* Aim of the exercise *
Pictures in the records should not be copied, but every other part must be repeated exactly.

++++ Data listing

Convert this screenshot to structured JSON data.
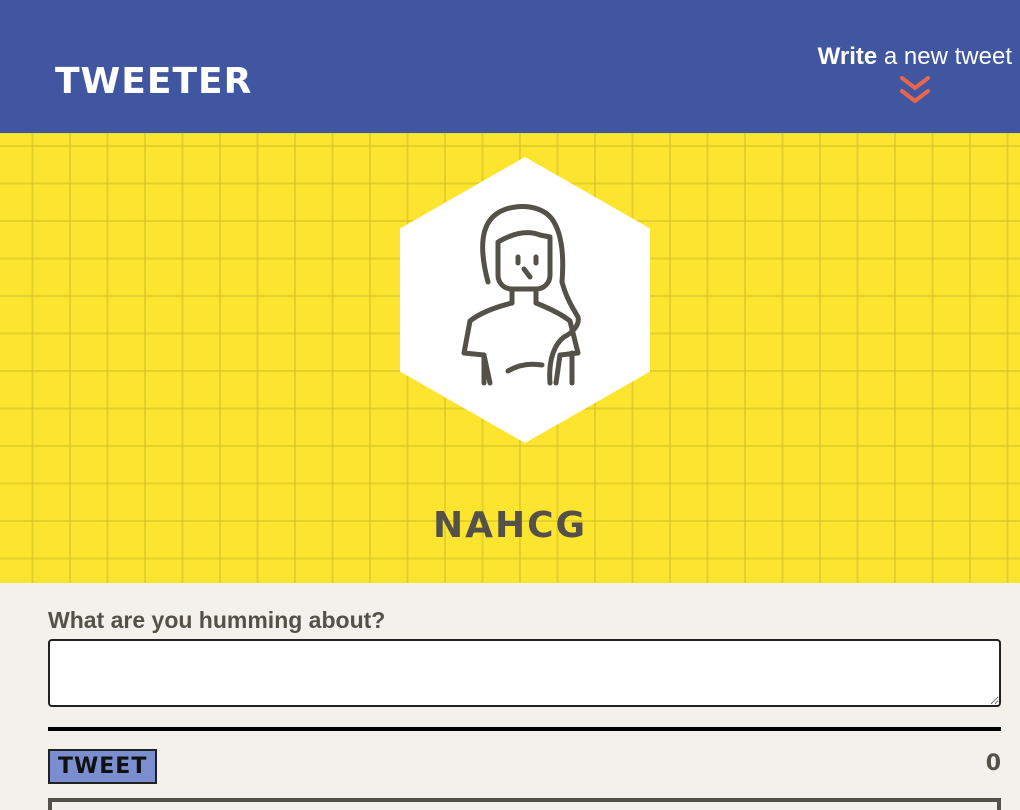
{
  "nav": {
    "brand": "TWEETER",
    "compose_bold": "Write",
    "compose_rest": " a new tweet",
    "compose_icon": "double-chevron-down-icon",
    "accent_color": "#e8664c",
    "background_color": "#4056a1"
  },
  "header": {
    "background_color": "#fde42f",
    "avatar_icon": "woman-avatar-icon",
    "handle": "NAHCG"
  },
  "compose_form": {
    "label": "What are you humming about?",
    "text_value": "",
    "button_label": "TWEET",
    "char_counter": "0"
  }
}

++++++++

* The solution *
Convert this screenshot to structured JSON data.
{
  "nav": {
    "brand": "TWEETER",
    "compose_bold": "Write",
    "compose_rest": " a new tweet",
    "compose_icon": "double-chevron-down-icon",
    "accent_color": "#e8664c",
    "background_color": "#4056a1"
  },
  "header": {
    "background_color": "#fde42f",
    "avatar_icon": "woman-avatar-icon",
    "handle": "NAHCG"
  },
  "compose_form": {
    "label": "What are you humming about?",
    "text_value": "",
    "button_label": "TWEET",
    "char_counter": "0"
  }
}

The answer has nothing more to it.